## Start Supplied records
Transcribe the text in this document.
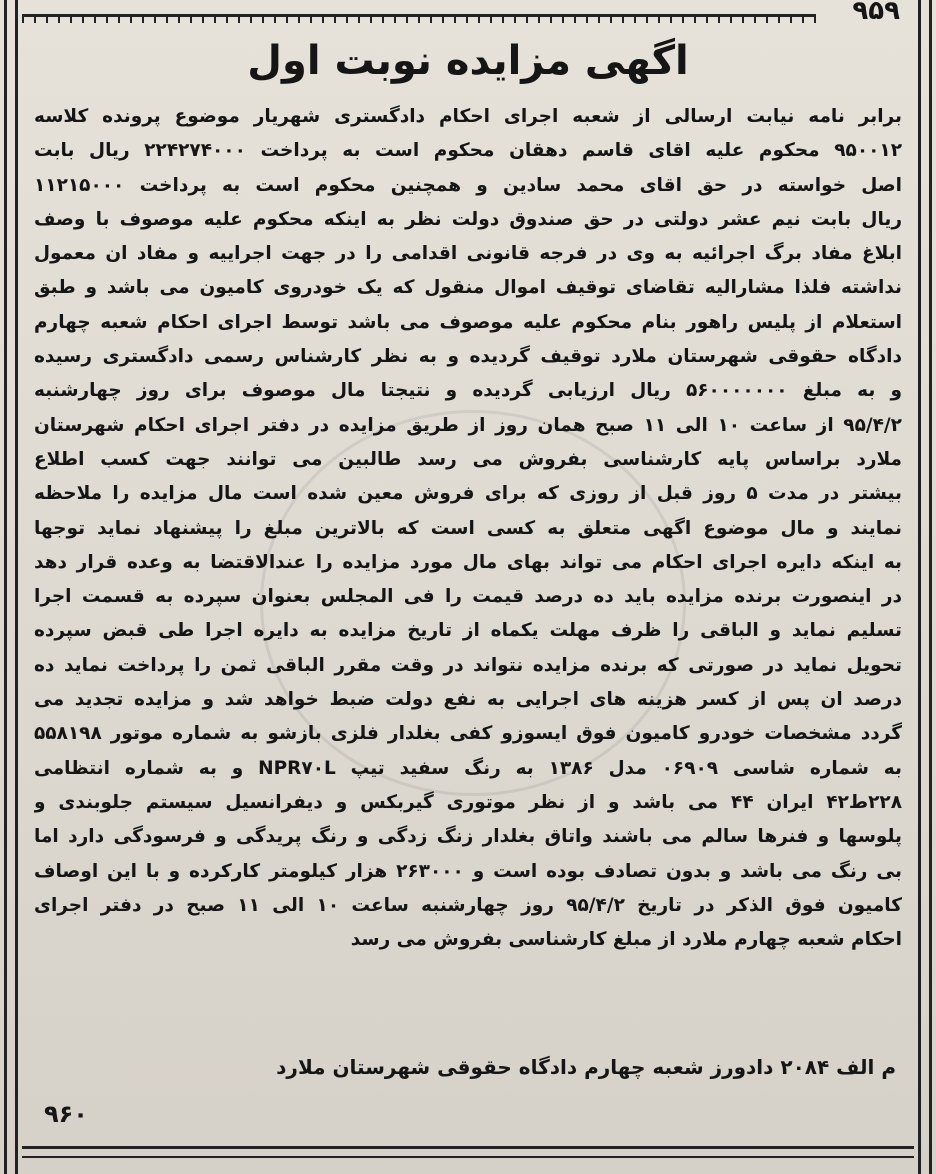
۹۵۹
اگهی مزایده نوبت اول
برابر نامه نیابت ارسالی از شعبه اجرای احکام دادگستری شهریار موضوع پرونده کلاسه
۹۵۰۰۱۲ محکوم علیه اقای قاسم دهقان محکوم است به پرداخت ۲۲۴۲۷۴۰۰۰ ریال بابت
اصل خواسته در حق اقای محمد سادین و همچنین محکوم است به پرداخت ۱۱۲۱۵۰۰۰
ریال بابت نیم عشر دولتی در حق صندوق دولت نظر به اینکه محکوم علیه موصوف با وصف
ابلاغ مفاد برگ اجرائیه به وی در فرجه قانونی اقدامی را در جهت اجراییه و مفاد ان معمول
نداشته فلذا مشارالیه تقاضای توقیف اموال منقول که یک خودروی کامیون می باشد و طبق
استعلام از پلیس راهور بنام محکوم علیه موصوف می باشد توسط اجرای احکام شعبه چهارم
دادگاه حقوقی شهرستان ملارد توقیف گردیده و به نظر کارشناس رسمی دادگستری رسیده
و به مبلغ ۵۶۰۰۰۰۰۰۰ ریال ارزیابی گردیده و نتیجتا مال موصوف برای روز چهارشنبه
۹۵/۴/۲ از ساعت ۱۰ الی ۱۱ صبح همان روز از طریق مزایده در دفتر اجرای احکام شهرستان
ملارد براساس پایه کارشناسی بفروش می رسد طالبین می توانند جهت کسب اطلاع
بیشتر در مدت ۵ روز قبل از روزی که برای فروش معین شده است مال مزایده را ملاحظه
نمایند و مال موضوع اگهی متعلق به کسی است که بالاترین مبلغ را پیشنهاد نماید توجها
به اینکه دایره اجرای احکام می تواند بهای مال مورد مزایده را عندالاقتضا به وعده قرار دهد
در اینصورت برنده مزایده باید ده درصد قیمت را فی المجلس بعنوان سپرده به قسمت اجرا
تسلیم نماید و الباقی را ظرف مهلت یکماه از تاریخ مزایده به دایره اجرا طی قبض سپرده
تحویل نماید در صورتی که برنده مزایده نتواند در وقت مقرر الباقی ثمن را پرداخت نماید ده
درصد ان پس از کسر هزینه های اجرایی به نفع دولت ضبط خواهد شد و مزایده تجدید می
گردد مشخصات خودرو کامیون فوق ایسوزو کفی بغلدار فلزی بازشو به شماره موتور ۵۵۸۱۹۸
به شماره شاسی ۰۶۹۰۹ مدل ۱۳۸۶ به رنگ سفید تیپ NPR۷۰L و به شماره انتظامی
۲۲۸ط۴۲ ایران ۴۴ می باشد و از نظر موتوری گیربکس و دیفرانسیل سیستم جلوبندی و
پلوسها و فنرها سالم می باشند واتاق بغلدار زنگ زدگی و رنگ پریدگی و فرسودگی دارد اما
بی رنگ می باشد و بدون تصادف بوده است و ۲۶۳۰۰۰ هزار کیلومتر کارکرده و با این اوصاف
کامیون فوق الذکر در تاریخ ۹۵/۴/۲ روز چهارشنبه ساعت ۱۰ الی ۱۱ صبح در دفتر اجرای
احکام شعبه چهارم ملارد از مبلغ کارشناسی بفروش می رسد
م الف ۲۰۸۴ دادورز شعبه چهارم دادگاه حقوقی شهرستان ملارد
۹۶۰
## End Supplied records
## Start Supplied records
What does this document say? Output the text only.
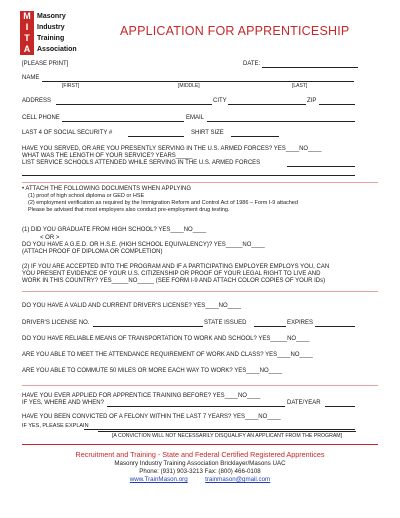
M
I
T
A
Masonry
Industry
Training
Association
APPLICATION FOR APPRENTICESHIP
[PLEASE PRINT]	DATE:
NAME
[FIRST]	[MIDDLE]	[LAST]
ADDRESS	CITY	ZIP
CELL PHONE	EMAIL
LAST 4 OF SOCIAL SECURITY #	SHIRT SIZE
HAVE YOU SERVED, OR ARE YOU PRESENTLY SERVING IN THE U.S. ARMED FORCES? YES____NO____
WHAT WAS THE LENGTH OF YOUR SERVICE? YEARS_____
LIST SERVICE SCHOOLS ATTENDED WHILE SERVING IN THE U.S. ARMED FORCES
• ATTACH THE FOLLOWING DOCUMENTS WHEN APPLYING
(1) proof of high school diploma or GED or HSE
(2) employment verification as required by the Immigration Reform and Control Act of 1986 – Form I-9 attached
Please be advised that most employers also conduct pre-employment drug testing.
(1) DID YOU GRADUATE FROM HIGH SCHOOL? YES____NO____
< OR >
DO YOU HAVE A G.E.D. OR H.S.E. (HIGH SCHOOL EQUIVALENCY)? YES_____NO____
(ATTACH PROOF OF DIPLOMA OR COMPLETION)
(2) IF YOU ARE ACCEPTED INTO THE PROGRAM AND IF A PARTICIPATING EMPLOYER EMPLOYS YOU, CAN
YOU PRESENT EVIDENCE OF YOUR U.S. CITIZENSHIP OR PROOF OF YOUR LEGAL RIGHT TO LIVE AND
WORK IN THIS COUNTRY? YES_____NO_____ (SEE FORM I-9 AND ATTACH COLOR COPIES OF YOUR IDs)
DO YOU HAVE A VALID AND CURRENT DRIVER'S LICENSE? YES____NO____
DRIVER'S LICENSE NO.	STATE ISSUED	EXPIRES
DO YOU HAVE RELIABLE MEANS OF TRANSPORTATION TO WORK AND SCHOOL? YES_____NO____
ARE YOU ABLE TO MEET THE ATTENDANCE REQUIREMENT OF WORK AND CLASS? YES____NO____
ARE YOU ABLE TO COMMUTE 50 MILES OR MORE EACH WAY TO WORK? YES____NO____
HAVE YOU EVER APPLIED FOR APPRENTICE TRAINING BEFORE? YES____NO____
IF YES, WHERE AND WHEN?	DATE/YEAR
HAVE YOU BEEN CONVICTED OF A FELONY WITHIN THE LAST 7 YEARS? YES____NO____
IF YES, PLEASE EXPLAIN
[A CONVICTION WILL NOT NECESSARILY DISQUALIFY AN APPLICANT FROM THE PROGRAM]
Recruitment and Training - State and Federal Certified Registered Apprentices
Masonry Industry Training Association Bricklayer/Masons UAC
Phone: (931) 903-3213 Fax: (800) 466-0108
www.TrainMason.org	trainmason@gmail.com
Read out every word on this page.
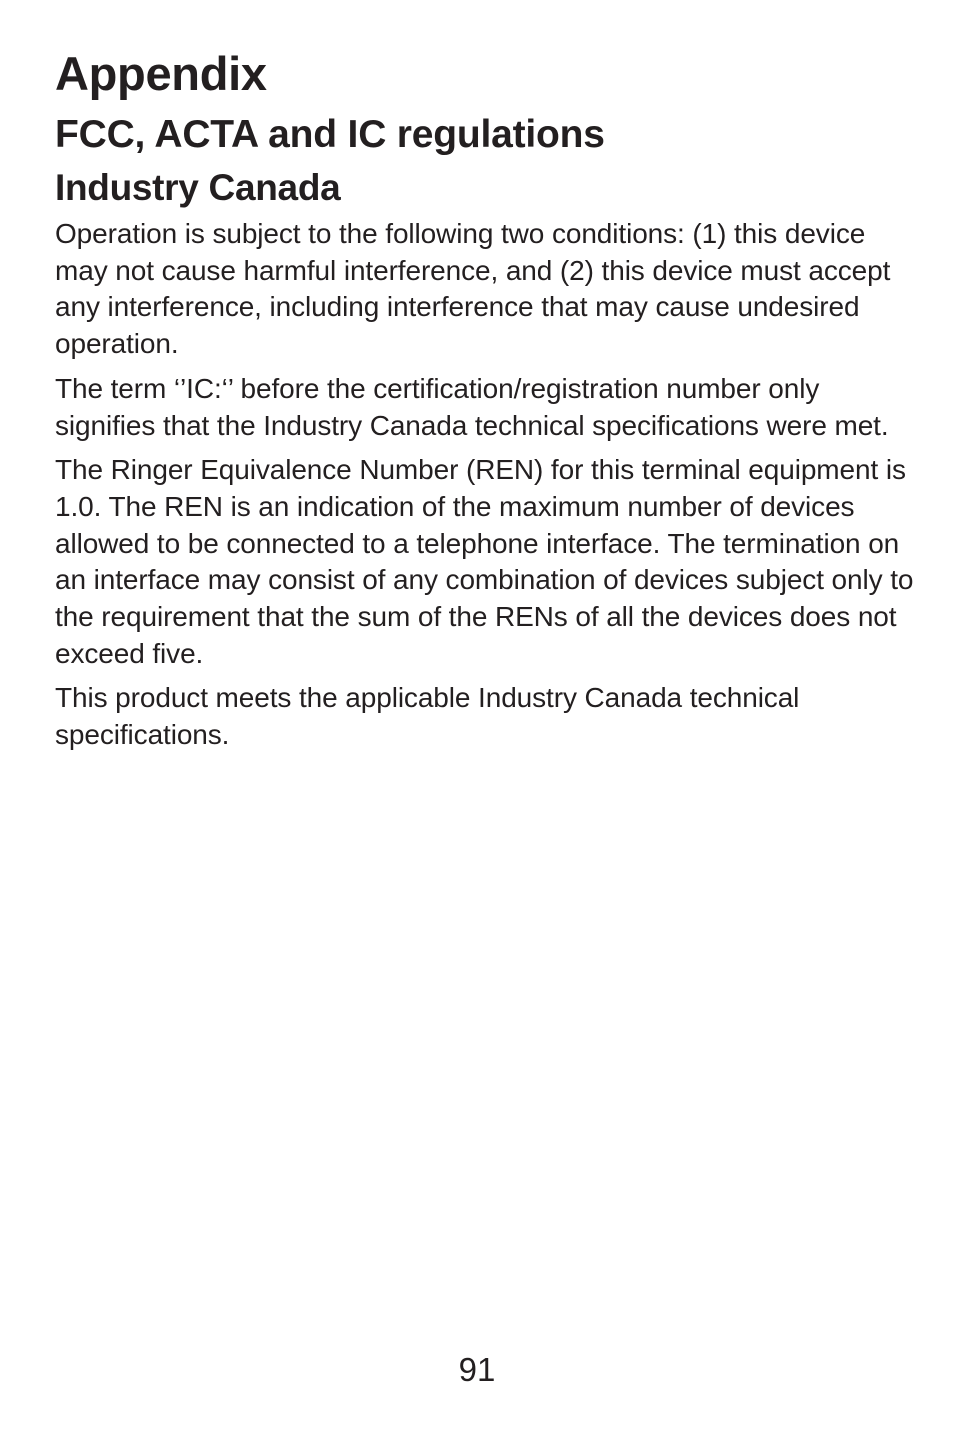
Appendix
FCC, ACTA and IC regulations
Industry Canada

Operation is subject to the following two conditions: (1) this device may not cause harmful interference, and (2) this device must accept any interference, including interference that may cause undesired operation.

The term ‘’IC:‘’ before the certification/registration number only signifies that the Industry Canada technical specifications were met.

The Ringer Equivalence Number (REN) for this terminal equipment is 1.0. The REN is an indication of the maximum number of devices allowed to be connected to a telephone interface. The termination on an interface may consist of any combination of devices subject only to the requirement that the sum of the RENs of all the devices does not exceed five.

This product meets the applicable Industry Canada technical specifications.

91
## End Supplied records
Task prompt - Search the lines for the string "موصوف" and copy every line that has it.

Answer to this task -
ریال بابت نیم عشر دولتی در حق صندوق دولت نظر به اینکه محکوم علیه موصوف با وصف
استعلام از پلیس راهور بنام محکوم علیه موصوف می باشد توسط اجرای احکام شعبه چهارم
و به مبلغ ۵۶۰۰۰۰۰۰۰ ریال ارزیابی گردیده و نتیجتا مال موصوف برای روز چهارشنبه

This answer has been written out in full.